### WHAT YOU WILL DO:
In the listing below, swap every "minimap-line" for "minimap-row" and give the lines again with nothing else changed.

** START **

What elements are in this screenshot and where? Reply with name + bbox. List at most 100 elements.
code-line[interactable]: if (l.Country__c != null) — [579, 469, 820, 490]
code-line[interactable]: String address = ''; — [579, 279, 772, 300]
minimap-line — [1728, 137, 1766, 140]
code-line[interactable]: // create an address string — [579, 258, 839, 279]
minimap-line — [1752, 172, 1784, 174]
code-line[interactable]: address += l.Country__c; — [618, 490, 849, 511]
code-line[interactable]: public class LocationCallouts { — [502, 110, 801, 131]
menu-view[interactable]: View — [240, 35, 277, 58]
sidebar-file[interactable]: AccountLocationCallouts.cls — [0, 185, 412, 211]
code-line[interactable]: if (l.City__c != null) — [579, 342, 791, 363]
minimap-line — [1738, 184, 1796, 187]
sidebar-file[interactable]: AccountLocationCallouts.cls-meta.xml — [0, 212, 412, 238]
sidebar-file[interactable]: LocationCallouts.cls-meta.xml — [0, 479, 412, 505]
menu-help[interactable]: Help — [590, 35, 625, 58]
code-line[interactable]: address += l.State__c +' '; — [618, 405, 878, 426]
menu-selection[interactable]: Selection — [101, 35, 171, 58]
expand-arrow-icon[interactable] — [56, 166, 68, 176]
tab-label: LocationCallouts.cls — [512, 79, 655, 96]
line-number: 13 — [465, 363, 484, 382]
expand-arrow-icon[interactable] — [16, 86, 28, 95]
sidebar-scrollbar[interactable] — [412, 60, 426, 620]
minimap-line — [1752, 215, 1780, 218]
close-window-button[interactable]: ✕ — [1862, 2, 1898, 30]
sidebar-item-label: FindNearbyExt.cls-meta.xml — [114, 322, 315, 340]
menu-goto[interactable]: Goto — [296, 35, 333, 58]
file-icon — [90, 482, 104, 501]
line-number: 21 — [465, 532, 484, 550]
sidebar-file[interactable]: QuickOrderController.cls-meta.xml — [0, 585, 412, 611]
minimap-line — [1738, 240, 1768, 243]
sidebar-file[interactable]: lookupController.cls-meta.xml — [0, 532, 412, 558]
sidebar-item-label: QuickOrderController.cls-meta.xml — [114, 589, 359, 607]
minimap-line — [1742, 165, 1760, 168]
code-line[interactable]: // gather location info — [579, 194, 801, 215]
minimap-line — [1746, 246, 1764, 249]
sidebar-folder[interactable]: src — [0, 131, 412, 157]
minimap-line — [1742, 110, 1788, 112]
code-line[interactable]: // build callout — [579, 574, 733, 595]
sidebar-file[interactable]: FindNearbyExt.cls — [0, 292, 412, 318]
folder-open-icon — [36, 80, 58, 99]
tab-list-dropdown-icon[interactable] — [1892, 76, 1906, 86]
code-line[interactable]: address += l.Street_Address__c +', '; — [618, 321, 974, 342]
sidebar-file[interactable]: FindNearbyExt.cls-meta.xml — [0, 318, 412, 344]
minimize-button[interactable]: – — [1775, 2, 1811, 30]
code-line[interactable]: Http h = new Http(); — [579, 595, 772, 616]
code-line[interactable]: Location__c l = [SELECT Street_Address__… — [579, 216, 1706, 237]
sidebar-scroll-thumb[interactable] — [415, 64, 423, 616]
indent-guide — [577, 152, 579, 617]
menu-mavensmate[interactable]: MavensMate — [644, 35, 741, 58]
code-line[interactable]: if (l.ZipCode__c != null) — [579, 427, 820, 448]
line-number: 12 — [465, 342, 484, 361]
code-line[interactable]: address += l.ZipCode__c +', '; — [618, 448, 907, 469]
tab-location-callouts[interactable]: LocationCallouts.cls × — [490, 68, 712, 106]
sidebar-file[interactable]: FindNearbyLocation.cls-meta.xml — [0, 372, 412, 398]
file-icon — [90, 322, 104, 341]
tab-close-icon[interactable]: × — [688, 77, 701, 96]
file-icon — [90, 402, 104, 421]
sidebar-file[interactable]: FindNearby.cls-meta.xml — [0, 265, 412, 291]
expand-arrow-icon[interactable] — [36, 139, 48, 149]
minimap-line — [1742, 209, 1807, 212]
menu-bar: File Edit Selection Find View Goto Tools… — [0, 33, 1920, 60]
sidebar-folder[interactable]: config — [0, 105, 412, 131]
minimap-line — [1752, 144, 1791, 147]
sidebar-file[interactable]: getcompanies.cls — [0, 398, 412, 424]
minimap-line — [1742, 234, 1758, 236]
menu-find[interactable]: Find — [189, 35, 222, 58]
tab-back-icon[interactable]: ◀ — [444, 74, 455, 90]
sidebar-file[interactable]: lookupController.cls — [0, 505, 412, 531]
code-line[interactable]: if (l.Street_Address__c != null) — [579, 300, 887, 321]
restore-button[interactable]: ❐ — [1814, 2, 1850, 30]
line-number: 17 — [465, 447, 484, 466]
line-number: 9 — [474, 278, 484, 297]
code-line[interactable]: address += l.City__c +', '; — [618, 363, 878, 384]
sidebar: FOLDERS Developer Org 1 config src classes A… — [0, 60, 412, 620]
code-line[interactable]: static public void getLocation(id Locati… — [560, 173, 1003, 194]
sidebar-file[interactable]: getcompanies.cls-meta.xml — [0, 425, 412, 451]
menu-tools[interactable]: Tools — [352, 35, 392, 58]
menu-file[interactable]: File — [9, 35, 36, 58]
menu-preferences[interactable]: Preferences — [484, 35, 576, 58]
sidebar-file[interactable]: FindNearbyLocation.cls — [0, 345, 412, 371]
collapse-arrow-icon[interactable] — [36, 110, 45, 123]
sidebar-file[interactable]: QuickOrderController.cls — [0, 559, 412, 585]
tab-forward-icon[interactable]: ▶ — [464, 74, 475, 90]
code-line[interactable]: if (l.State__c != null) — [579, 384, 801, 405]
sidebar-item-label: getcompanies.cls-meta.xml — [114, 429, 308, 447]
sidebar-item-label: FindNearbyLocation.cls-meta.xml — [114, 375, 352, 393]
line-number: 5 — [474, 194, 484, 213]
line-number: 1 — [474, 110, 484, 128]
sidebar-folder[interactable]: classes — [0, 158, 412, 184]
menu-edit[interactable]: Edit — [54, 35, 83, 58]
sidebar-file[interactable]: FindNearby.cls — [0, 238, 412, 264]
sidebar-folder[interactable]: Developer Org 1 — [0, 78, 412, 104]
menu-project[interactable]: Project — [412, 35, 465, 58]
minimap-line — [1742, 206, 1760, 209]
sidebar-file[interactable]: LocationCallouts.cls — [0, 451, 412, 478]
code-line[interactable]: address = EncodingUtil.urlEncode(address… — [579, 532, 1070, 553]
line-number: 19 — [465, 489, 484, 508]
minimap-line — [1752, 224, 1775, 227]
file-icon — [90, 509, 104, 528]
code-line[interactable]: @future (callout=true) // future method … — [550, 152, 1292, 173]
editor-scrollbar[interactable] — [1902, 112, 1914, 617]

** END **

### OUTPUT OF THE TASK:
What elements are in this screenshot and where? Reply with name + bbox. List at most 100 elements.
code-line[interactable]: if (l.Country__c != null) — [579, 469, 820, 490]
code-line[interactable]: String address = ''; — [579, 279, 772, 300]
minimap-row — [1728, 137, 1766, 140]
code-line[interactable]: // create an address string — [579, 258, 839, 279]
minimap-row — [1752, 172, 1784, 174]
code-line[interactable]: address += l.Country__c; — [618, 490, 849, 511]
code-line[interactable]: public class LocationCallouts { — [502, 110, 801, 131]
menu-view[interactable]: View — [240, 35, 277, 58]
sidebar-file[interactable]: AccountLocationCallouts.cls — [0, 185, 412, 211]
code-line[interactable]: if (l.City__c != null) — [579, 342, 791, 363]
minimap-row — [1738, 184, 1796, 187]
sidebar-file[interactable]: AccountLocationCallouts.cls-meta.xml — [0, 212, 412, 238]
sidebar-file[interactable]: LocationCallouts.cls-meta.xml — [0, 479, 412, 505]
menu-help[interactable]: Help — [590, 35, 625, 58]
code-line[interactable]: address += l.State__c +' '; — [618, 405, 878, 426]
menu-selection[interactable]: Selection — [101, 35, 171, 58]
expand-arrow-icon[interactable] — [56, 166, 68, 176]
tab-label: LocationCallouts.cls — [512, 79, 655, 96]
line-number: 13 — [465, 363, 484, 382]
expand-arrow-icon[interactable] — [16, 86, 28, 95]
sidebar-scrollbar[interactable] — [412, 60, 426, 620]
minimap-row — [1752, 215, 1780, 218]
close-window-button[interactable]: ✕ — [1862, 2, 1898, 30]
sidebar-item-label: FindNearbyExt.cls-meta.xml — [114, 322, 315, 340]
menu-goto[interactable]: Goto — [296, 35, 333, 58]
file-icon — [90, 482, 104, 501]
line-number: 21 — [465, 532, 484, 550]
sidebar-file[interactable]: QuickOrderController.cls-meta.xml — [0, 585, 412, 611]
minimap-row — [1738, 240, 1768, 243]
sidebar-file[interactable]: lookupController.cls-meta.xml — [0, 532, 412, 558]
sidebar-item-label: QuickOrderController.cls-meta.xml — [114, 589, 359, 607]
minimap-row — [1742, 165, 1760, 168]
code-line[interactable]: // gather location info — [579, 194, 801, 215]
minimap-row — [1746, 246, 1764, 249]
sidebar-folder[interactable]: src — [0, 131, 412, 157]
minimap-row — [1742, 110, 1788, 112]
code-line[interactable]: // build callout — [579, 574, 733, 595]
sidebar-file[interactable]: FindNearbyExt.cls — [0, 292, 412, 318]
folder-open-icon — [36, 80, 58, 99]
tab-list-dropdown-icon[interactable] — [1892, 76, 1906, 86]
code-line[interactable]: address += l.Street_Address__c +', '; — [618, 321, 974, 342]
sidebar-file[interactable]: FindNearbyExt.cls-meta.xml — [0, 318, 412, 344]
minimize-button[interactable]: – — [1775, 2, 1811, 30]
code-line[interactable]: Http h = new Http(); — [579, 595, 772, 616]
code-line[interactable]: Location__c l = [SELECT Street_Address__… — [579, 216, 1706, 237]
sidebar-scroll-thumb[interactable] — [415, 64, 423, 616]
indent-guide — [577, 152, 579, 617]
menu-mavensmate[interactable]: MavensMate — [644, 35, 741, 58]
code-line[interactable]: if (l.ZipCode__c != null) — [579, 427, 820, 448]
line-number: 12 — [465, 342, 484, 361]
code-line[interactable]: address += l.ZipCode__c +', '; — [618, 448, 907, 469]
tab-location-callouts[interactable]: LocationCallouts.cls × — [490, 68, 712, 106]
sidebar-file[interactable]: FindNearbyLocation.cls-meta.xml — [0, 372, 412, 398]
file-icon — [90, 322, 104, 341]
tab-close-icon[interactable]: × — [688, 77, 701, 96]
file-icon — [90, 402, 104, 421]
sidebar-file[interactable]: FindNearby.cls-meta.xml — [0, 265, 412, 291]
expand-arrow-icon[interactable] — [36, 139, 48, 149]
minimap-row — [1742, 209, 1807, 212]
menu-bar: File Edit Selection Find View Goto Tools… — [0, 33, 1920, 60]
sidebar-folder[interactable]: config — [0, 105, 412, 131]
minimap-row — [1752, 144, 1791, 147]
sidebar-file[interactable]: getcompanies.cls — [0, 398, 412, 424]
minimap-row — [1742, 234, 1758, 236]
menu-find[interactable]: Find — [189, 35, 222, 58]
tab-back-icon[interactable]: ◀ — [444, 74, 455, 90]
sidebar-file[interactable]: lookupController.cls — [0, 505, 412, 531]
code-line[interactable]: if (l.Street_Address__c != null) — [579, 300, 887, 321]
restore-button[interactable]: ❐ — [1814, 2, 1850, 30]
line-number: 17 — [465, 447, 484, 466]
line-number: 9 — [474, 278, 484, 297]
code-line[interactable]: address += l.City__c +', '; — [618, 363, 878, 384]
sidebar: FOLDERS Developer Org 1 config src classes A… — [0, 60, 412, 620]
code-line[interactable]: static public void getLocation(id Locati… — [560, 173, 1003, 194]
sidebar-file[interactable]: getcompanies.cls-meta.xml — [0, 425, 412, 451]
menu-tools[interactable]: Tools — [352, 35, 392, 58]
menu-file[interactable]: File — [9, 35, 36, 58]
menu-preferences[interactable]: Preferences — [484, 35, 576, 58]
sidebar-file[interactable]: FindNearbyLocation.cls — [0, 345, 412, 371]
collapse-arrow-icon[interactable] — [36, 110, 45, 123]
sidebar-file[interactable]: QuickOrderController.cls — [0, 559, 412, 585]
tab-forward-icon[interactable]: ▶ — [464, 74, 475, 90]
code-line[interactable]: if (l.State__c != null) — [579, 384, 801, 405]
sidebar-item-label: getcompanies.cls-meta.xml — [114, 429, 308, 447]
sidebar-item-label: FindNearbyLocation.cls-meta.xml — [114, 375, 352, 393]
line-number: 5 — [474, 194, 484, 213]
line-number: 1 — [474, 110, 484, 128]
sidebar-folder[interactable]: classes — [0, 158, 412, 184]
menu-edit[interactable]: Edit — [54, 35, 83, 58]
sidebar-file[interactable]: FindNearby.cls — [0, 238, 412, 264]
sidebar-folder[interactable]: Developer Org 1 — [0, 78, 412, 104]
menu-project[interactable]: Project — [412, 35, 465, 58]
minimap-row — [1742, 206, 1760, 209]
sidebar-file[interactable]: LocationCallouts.cls — [0, 451, 412, 478]
code-line[interactable]: address = EncodingUtil.urlEncode(address… — [579, 532, 1070, 553]
line-number: 19 — [465, 489, 484, 508]
minimap-row — [1752, 224, 1775, 227]
file-icon — [90, 509, 104, 528]
code-line[interactable]: @future (callout=true) // future method … — [550, 152, 1292, 173]
editor-scrollbar[interactable] — [1902, 112, 1914, 617]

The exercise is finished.